**EXTRACTED DATA**
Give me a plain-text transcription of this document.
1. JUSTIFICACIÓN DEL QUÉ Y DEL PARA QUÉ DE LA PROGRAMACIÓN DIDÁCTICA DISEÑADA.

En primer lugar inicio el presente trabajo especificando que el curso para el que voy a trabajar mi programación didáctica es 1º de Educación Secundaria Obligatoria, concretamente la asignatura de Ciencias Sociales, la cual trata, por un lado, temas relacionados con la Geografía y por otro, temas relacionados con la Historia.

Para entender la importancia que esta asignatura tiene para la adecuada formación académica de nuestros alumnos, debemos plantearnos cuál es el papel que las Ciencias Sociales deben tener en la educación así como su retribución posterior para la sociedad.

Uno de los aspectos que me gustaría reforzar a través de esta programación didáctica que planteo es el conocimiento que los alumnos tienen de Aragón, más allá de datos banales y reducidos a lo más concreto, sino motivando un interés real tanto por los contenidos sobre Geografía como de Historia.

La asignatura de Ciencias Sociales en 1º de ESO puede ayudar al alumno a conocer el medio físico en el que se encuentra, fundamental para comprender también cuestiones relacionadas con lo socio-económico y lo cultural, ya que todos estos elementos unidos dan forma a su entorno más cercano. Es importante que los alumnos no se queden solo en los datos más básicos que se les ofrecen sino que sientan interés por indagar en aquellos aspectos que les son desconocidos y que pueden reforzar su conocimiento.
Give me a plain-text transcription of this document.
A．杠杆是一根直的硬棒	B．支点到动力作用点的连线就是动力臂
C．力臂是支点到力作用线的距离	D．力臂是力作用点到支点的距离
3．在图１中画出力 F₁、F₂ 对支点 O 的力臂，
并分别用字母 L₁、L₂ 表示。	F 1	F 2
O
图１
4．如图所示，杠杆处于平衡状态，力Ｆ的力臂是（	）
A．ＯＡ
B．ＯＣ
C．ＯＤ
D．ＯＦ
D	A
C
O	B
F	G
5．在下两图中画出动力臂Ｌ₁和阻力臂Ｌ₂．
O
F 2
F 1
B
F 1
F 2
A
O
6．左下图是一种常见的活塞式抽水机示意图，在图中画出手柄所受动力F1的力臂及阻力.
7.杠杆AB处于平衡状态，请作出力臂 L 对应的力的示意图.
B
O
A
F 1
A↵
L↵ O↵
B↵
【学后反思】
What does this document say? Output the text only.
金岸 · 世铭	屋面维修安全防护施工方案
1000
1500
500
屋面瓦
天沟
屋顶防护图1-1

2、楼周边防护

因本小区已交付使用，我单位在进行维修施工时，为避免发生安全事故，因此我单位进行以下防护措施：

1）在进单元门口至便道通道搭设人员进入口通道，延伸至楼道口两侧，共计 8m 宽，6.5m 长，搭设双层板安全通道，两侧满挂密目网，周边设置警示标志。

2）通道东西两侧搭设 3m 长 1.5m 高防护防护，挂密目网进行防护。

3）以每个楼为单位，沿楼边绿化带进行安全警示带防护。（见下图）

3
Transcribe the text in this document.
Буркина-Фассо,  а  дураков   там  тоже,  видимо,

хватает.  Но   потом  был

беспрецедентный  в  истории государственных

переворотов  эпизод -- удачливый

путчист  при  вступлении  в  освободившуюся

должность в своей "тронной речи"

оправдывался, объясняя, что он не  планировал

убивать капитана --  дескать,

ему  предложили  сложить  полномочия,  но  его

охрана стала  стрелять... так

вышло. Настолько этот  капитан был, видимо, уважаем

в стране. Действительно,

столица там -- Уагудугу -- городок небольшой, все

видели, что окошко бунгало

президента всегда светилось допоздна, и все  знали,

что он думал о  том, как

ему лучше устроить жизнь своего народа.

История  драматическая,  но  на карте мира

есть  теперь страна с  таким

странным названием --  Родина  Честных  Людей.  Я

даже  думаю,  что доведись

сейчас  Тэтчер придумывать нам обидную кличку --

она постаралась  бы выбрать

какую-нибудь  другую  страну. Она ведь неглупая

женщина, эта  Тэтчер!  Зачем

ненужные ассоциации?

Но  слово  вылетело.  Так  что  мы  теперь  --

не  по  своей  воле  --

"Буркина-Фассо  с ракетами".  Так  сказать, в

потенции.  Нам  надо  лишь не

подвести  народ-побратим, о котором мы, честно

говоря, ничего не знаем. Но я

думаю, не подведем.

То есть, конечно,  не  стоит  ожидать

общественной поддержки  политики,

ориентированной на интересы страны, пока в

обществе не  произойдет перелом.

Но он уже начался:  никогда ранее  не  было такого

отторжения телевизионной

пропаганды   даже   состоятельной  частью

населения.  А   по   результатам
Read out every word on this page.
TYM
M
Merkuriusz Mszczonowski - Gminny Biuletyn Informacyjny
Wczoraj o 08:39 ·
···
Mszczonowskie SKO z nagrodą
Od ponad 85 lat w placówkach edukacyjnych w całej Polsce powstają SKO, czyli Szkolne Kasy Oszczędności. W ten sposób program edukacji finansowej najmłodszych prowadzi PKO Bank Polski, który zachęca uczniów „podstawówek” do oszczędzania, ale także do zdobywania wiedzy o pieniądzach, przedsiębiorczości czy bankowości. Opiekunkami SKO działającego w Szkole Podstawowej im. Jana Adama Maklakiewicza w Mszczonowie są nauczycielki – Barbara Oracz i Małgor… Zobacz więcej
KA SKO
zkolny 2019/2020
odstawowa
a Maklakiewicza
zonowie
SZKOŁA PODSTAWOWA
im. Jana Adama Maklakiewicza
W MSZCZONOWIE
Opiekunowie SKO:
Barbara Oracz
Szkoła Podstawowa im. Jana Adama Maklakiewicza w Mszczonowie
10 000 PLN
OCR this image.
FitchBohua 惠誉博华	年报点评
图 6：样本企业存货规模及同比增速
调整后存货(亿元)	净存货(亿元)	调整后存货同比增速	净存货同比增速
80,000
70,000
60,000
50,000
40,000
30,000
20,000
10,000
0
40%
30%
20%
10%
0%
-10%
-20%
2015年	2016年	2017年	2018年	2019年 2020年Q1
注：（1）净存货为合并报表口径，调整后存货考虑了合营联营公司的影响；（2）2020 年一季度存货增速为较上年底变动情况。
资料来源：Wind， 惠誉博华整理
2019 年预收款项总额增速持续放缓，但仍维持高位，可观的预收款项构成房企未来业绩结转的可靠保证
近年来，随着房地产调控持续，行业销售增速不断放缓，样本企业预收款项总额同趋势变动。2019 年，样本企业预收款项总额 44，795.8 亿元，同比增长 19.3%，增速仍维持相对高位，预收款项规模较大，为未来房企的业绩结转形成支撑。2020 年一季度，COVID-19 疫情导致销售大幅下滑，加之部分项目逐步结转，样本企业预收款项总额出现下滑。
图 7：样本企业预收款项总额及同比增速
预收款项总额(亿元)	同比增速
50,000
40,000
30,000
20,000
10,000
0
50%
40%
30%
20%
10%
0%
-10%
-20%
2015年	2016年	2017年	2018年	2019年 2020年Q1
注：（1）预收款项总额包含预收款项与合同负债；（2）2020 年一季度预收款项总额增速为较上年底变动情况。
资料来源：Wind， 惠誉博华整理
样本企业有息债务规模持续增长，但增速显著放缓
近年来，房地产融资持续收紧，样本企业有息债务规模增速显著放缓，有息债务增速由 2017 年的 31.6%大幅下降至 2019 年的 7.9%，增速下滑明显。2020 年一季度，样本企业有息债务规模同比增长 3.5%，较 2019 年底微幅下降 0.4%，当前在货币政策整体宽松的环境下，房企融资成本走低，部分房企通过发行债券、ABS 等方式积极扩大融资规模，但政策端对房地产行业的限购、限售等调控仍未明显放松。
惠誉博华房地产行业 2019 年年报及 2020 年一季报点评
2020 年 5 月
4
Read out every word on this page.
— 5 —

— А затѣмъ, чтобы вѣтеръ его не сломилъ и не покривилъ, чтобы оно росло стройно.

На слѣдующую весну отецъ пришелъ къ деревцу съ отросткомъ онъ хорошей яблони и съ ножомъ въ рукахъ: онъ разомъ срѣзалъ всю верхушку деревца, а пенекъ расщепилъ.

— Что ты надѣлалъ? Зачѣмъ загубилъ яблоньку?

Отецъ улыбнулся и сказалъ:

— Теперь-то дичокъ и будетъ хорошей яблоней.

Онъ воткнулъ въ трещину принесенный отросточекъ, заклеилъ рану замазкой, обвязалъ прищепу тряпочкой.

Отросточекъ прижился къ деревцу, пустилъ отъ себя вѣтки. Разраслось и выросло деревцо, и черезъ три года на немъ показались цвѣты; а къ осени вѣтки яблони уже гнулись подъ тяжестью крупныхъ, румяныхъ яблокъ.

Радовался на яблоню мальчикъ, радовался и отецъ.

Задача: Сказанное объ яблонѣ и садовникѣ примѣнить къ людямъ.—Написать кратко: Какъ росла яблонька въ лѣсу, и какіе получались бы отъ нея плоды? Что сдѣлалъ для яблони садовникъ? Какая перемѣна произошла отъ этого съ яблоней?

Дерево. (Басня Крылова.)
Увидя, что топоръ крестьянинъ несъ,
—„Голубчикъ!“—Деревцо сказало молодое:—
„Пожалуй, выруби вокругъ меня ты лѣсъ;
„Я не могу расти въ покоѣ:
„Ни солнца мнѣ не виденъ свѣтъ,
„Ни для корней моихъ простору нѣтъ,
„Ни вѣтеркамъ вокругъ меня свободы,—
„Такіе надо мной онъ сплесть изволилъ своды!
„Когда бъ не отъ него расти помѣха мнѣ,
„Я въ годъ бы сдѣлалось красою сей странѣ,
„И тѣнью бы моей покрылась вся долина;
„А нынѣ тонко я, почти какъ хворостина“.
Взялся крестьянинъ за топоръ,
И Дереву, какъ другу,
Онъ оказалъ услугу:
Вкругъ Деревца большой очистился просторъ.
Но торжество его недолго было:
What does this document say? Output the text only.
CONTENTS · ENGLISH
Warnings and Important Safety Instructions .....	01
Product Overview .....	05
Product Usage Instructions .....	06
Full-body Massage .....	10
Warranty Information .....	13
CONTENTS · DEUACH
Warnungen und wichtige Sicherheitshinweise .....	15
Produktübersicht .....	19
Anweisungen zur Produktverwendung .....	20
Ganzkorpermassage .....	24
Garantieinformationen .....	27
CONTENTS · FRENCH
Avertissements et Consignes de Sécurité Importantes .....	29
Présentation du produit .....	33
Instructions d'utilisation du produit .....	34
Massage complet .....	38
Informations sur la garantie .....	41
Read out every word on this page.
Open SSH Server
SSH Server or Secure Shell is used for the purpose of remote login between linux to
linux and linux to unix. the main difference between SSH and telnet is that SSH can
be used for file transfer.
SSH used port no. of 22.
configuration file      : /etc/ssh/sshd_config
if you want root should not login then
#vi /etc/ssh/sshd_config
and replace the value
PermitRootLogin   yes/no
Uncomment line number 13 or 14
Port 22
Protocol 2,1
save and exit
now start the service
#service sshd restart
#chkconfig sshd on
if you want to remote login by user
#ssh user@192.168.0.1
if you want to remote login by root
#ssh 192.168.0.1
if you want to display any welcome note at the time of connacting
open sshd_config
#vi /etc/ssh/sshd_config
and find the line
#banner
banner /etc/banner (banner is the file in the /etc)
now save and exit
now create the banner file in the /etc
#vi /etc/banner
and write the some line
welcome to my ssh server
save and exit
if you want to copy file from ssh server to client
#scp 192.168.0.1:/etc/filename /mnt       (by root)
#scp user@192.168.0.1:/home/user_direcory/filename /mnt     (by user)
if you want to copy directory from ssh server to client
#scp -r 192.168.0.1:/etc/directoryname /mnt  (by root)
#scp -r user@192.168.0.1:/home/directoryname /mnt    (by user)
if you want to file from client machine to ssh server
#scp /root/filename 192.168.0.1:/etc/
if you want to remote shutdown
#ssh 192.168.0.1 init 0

**EXERCISE PROMPT**
Find every line in the records that has the string "меня", then state how many there are and nothing else.

**COMPLETE RESPONSE**
2